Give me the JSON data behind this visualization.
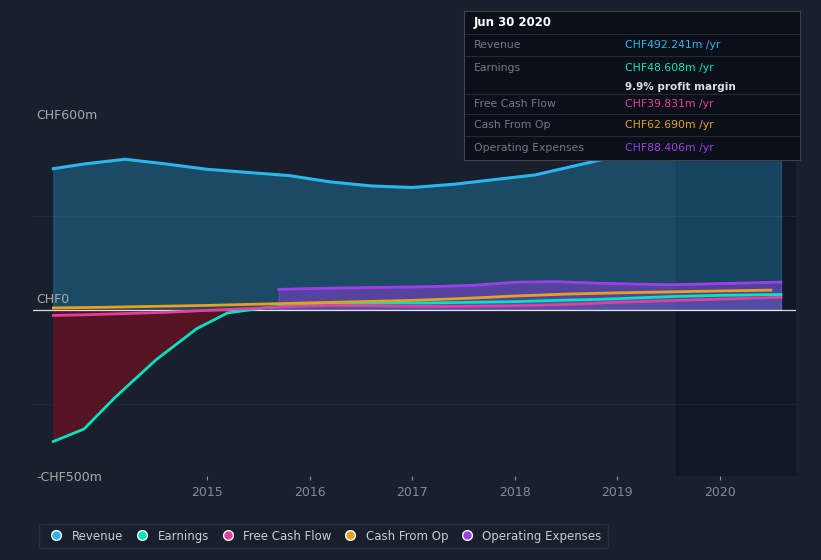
{
  "background_color": "#18202e",
  "plot_bg_color": "#18202e",
  "ylabel_top": "CHF600m",
  "ylabel_zero": "CHF0",
  "ylabel_bottom": "-CHF500m",
  "ylim": [
    -530,
    720
  ],
  "xlim_start": 2013.3,
  "xlim_end": 2020.75,
  "xticks": [
    2015,
    2016,
    2017,
    2018,
    2019,
    2020
  ],
  "highlight_x_start": 2019.58,
  "highlight_x_end": 2020.75,
  "revenue_color": "#29b6ef",
  "earnings_color": "#00e5c0",
  "fcf_color": "#e040a0",
  "cashfromop_color": "#e8a020",
  "opex_color": "#9b40e8",
  "legend_labels": [
    "Revenue",
    "Earnings",
    "Free Cash Flow",
    "Cash From Op",
    "Operating Expenses"
  ],
  "tooltip_box_color": "#0a0f18",
  "tooltip_border_color": "#404050",
  "info_title": "Jun 30 2020",
  "info_revenue_label": "Revenue",
  "info_revenue_value": "CHF492.241m /yr",
  "info_earnings_label": "Earnings",
  "info_earnings_value": "CHF48.608m /yr",
  "info_margin": "9.9% profit margin",
  "info_fcf_label": "Free Cash Flow",
  "info_fcf_value": "CHF39.831m /yr",
  "info_cashop_label": "Cash From Op",
  "info_cashop_value": "CHF62.690m /yr",
  "info_opex_label": "Operating Expenses",
  "info_opex_value": "CHF88.406m /yr",
  "revenue_x": [
    2013.5,
    2013.8,
    2014.2,
    2014.6,
    2015.0,
    2015.4,
    2015.8,
    2016.2,
    2016.6,
    2017.0,
    2017.4,
    2017.8,
    2018.2,
    2018.6,
    2019.0,
    2019.4,
    2019.7,
    2020.0,
    2020.4,
    2020.6
  ],
  "revenue_y": [
    450,
    465,
    480,
    465,
    448,
    438,
    428,
    408,
    395,
    390,
    400,
    415,
    430,
    460,
    490,
    525,
    555,
    560,
    548,
    492
  ],
  "earnings_x": [
    2013.5,
    2013.8,
    2014.1,
    2014.5,
    2014.9,
    2015.2,
    2015.6,
    2016.0,
    2016.4,
    2016.8,
    2017.2,
    2017.6,
    2018.0,
    2018.4,
    2018.8,
    2019.2,
    2019.6,
    2020.0,
    2020.4,
    2020.6
  ],
  "earnings_y": [
    -420,
    -380,
    -280,
    -160,
    -60,
    -10,
    8,
    16,
    20,
    22,
    22,
    24,
    26,
    30,
    33,
    38,
    43,
    46,
    48,
    48.6
  ],
  "fcf_x": [
    2013.5,
    2013.8,
    2014.2,
    2014.6,
    2015.0,
    2015.4,
    2015.8,
    2016.2,
    2016.6,
    2017.0,
    2017.4,
    2017.8,
    2018.2,
    2018.6,
    2019.0,
    2019.4,
    2019.8,
    2020.2,
    2020.6
  ],
  "fcf_y": [
    -18,
    -16,
    -12,
    -8,
    -2,
    4,
    10,
    14,
    13,
    11,
    11,
    12,
    14,
    18,
    24,
    28,
    32,
    36,
    39.8
  ],
  "cashop_x": [
    2013.5,
    2014.0,
    2014.5,
    2015.0,
    2015.5,
    2016.0,
    2016.5,
    2017.0,
    2017.5,
    2018.0,
    2018.5,
    2019.0,
    2019.5,
    2020.0,
    2020.5
  ],
  "cashop_y": [
    6,
    8,
    11,
    14,
    18,
    22,
    26,
    30,
    36,
    44,
    50,
    54,
    57,
    60,
    62.7
  ],
  "opex_x": [
    2015.7,
    2016.0,
    2016.4,
    2016.8,
    2017.2,
    2017.6,
    2018.0,
    2018.4,
    2018.8,
    2019.2,
    2019.5,
    2019.8,
    2020.2,
    2020.6
  ],
  "opex_y": [
    65,
    68,
    70,
    72,
    74,
    78,
    88,
    90,
    85,
    82,
    80,
    82,
    85,
    88.4
  ]
}
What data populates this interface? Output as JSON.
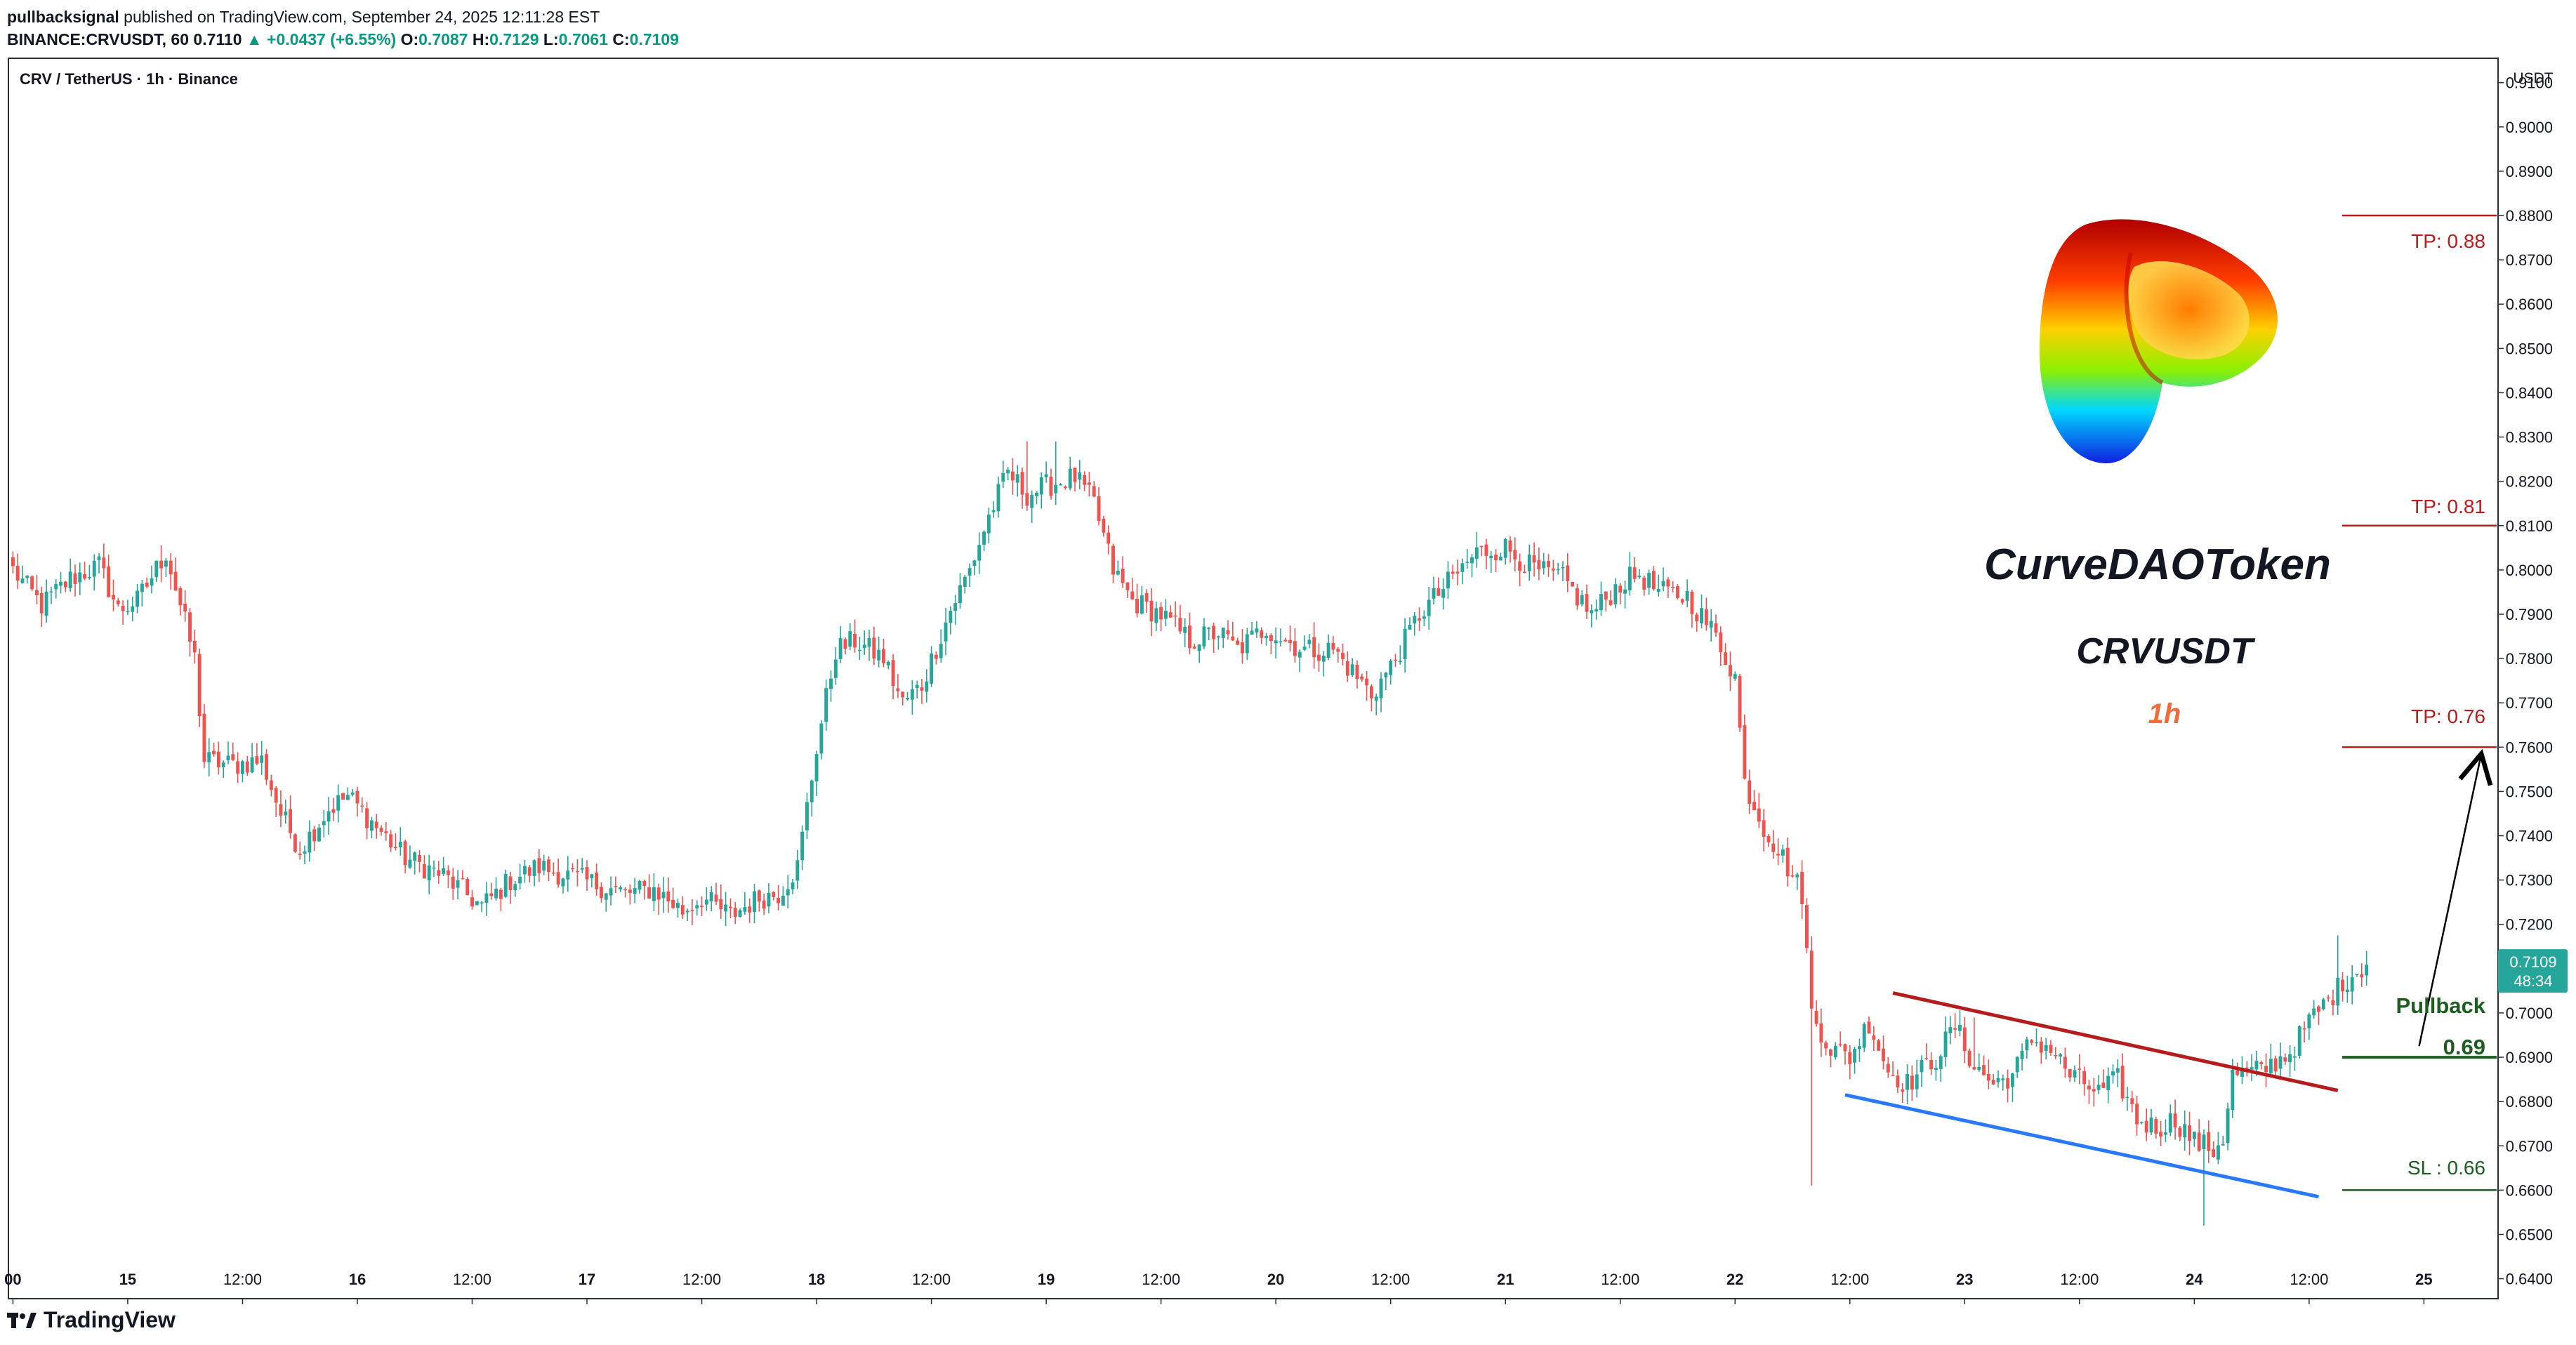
{
  "header": {
    "author": "pullbacksignal",
    "published_text": "published on TradingView.com, September 24, 2025 12:11:28 EST",
    "symbol": "BINANCE:CRVUSDT, 60",
    "last": "0.7110",
    "change": "▲ +0.0437 (+6.55%)",
    "o_label": "O:",
    "o": "0.7087",
    "h_label": "H:",
    "h": "0.7129",
    "l_label": "L:",
    "l": "0.7061",
    "c_label": "C:",
    "c": "0.7109"
  },
  "legend": "CRV / TetherUS · 1h · Binance",
  "currency": "USDT",
  "price_label": {
    "value": "0.7109",
    "countdown": "48:34"
  },
  "branding": "TradingView",
  "annotations": {
    "title": "CurveDAOToken",
    "pair": "CRVUSDT",
    "timeframe": "1h",
    "tp1": "TP: 0.88",
    "tp2": "TP: 0.81",
    "tp3": "TP: 0.76",
    "pullback_label": "Pullback",
    "pullback_value": "0.69",
    "sl": "SL : 0.66"
  },
  "colors": {
    "up": "#26a69a",
    "down": "#ef5350",
    "tp": "#b71c1c",
    "green_level": "#1b5e20",
    "channel_top": "#b71c1c",
    "channel_bottom": "#2979ff",
    "timeframe": "#ef6c3c",
    "price_label_bg": "#26a69a"
  },
  "chart_data": {
    "type": "candlestick",
    "title": "CRV / TetherUS · 1h · Binance",
    "ylabel": "USDT",
    "ylim": [
      0.6355,
      0.9155
    ],
    "y_ticks": [
      "0.9100",
      "0.9000",
      "0.8900",
      "0.8800",
      "0.8700",
      "0.8600",
      "0.8500",
      "0.8400",
      "0.8300",
      "0.8200",
      "0.8100",
      "0.8000",
      "0.7900",
      "0.7800",
      "0.7700",
      "0.7600",
      "0.7500",
      "0.7400",
      "0.7300",
      "0.7200",
      "0.7100",
      "0.7000",
      "0.6900",
      "0.6800",
      "0.6700",
      "0.6600",
      "0.6500",
      "0.6400"
    ],
    "x_ticks": [
      {
        "label": "00",
        "bar": 0
      },
      {
        "label": "15",
        "bar": 24
      },
      {
        "label": "12:00",
        "bar": 48
      },
      {
        "label": "16",
        "bar": 72
      },
      {
        "label": "12:00",
        "bar": 96
      },
      {
        "label": "17",
        "bar": 120
      },
      {
        "label": "12:00",
        "bar": 144
      },
      {
        "label": "18",
        "bar": 168
      },
      {
        "label": "12:00",
        "bar": 192
      },
      {
        "label": "19",
        "bar": 216
      },
      {
        "label": "12:00",
        "bar": 240
      },
      {
        "label": "20",
        "bar": 264
      },
      {
        "label": "12:00",
        "bar": 288
      },
      {
        "label": "21",
        "bar": 312
      },
      {
        "label": "12:00",
        "bar": 336
      },
      {
        "label": "22",
        "bar": 360
      },
      {
        "label": "12:00",
        "bar": 384
      },
      {
        "label": "23",
        "bar": 408
      },
      {
        "label": "12:00",
        "bar": 432
      },
      {
        "label": "24",
        "bar": 456
      },
      {
        "label": "12:00",
        "bar": 480
      },
      {
        "label": "25",
        "bar": 504
      }
    ],
    "bars_total": 520,
    "anchors": [
      [
        0,
        0.8
      ],
      [
        6,
        0.792
      ],
      [
        12,
        0.798
      ],
      [
        18,
        0.801
      ],
      [
        22,
        0.791
      ],
      [
        26,
        0.793
      ],
      [
        32,
        0.804
      ],
      [
        38,
        0.78
      ],
      [
        40,
        0.757
      ],
      [
        46,
        0.756
      ],
      [
        52,
        0.757
      ],
      [
        56,
        0.745
      ],
      [
        60,
        0.737
      ],
      [
        66,
        0.746
      ],
      [
        70,
        0.749
      ],
      [
        76,
        0.742
      ],
      [
        82,
        0.735
      ],
      [
        90,
        0.731
      ],
      [
        98,
        0.724
      ],
      [
        104,
        0.73
      ],
      [
        110,
        0.733
      ],
      [
        116,
        0.731
      ],
      [
        122,
        0.729
      ],
      [
        128,
        0.727
      ],
      [
        134,
        0.728
      ],
      [
        140,
        0.723
      ],
      [
        144,
        0.726
      ],
      [
        150,
        0.722
      ],
      [
        156,
        0.726
      ],
      [
        160,
        0.727
      ],
      [
        164,
        0.733
      ],
      [
        168,
        0.76
      ],
      [
        172,
        0.782
      ],
      [
        176,
        0.784
      ],
      [
        182,
        0.78
      ],
      [
        186,
        0.77
      ],
      [
        190,
        0.774
      ],
      [
        196,
        0.791
      ],
      [
        200,
        0.8
      ],
      [
        204,
        0.812
      ],
      [
        208,
        0.822
      ],
      [
        212,
        0.817
      ],
      [
        216,
        0.819
      ],
      [
        222,
        0.821
      ],
      [
        226,
        0.815
      ],
      [
        230,
        0.8
      ],
      [
        234,
        0.793
      ],
      [
        240,
        0.79
      ],
      [
        246,
        0.784
      ],
      [
        252,
        0.786
      ],
      [
        256,
        0.782
      ],
      [
        262,
        0.787
      ],
      [
        266,
        0.784
      ],
      [
        270,
        0.782
      ],
      [
        276,
        0.782
      ],
      [
        280,
        0.777
      ],
      [
        284,
        0.772
      ],
      [
        288,
        0.778
      ],
      [
        294,
        0.79
      ],
      [
        300,
        0.797
      ],
      [
        306,
        0.804
      ],
      [
        312,
        0.805
      ],
      [
        318,
        0.8
      ],
      [
        324,
        0.798
      ],
      [
        330,
        0.79
      ],
      [
        336,
        0.797
      ],
      [
        340,
        0.799
      ],
      [
        344,
        0.795
      ],
      [
        350,
        0.794
      ],
      [
        356,
        0.785
      ],
      [
        360,
        0.776
      ],
      [
        362,
        0.752
      ],
      [
        366,
        0.742
      ],
      [
        370,
        0.735
      ],
      [
        374,
        0.727
      ],
      [
        376,
        0.7
      ],
      [
        380,
        0.692
      ],
      [
        384,
        0.69
      ],
      [
        388,
        0.698
      ],
      [
        392,
        0.687
      ],
      [
        396,
        0.684
      ],
      [
        402,
        0.69
      ],
      [
        406,
        0.697
      ],
      [
        410,
        0.688
      ],
      [
        414,
        0.684
      ],
      [
        418,
        0.686
      ],
      [
        422,
        0.694
      ],
      [
        426,
        0.692
      ],
      [
        430,
        0.686
      ],
      [
        436,
        0.682
      ],
      [
        440,
        0.685
      ],
      [
        444,
        0.676
      ],
      [
        448,
        0.674
      ],
      [
        452,
        0.676
      ],
      [
        456,
        0.671
      ],
      [
        460,
        0.669
      ],
      [
        462,
        0.672
      ],
      [
        464,
        0.686
      ],
      [
        470,
        0.687
      ],
      [
        476,
        0.691
      ],
      [
        480,
        0.698
      ],
      [
        484,
        0.703
      ],
      [
        488,
        0.708
      ],
      [
        492,
        0.7109
      ]
    ],
    "spikes": [
      [
        376,
        0.661,
        null
      ],
      [
        406,
        null,
        0.7
      ],
      [
        410,
        null,
        0.699
      ],
      [
        458,
        0.652,
        null
      ],
      [
        486,
        null,
        0.7175
      ],
      [
        110,
        null,
        0.737
      ],
      [
        86,
        0.732,
        null
      ],
      [
        218,
        null,
        0.829
      ],
      [
        212,
        null,
        0.829
      ]
    ],
    "lines": {
      "channel_top": {
        "x1": 393,
        "y1": 0.7045,
        "x2": 486,
        "y2": 0.6825
      },
      "channel_bottom": {
        "x1": 383,
        "y1": 0.6815,
        "x2": 482,
        "y2": 0.6585
      },
      "arrow": {
        "x1": 503,
        "y1": 0.6925,
        "x2": 516,
        "y2": 0.7585
      }
    },
    "levels": [
      {
        "name": "tp1",
        "price": 0.88
      },
      {
        "name": "tp2",
        "price": 0.81
      },
      {
        "name": "tp3",
        "price": 0.76
      },
      {
        "name": "pullback",
        "price": 0.69
      },
      {
        "name": "sl",
        "price": 0.66
      }
    ],
    "last_price": 0.7109
  }
}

* Instruction: Pick out lines containing the word "Operating", each one as written.

* The completed task:
    "Operating Expenses"
  "info_opex_label": "Operating Expenses",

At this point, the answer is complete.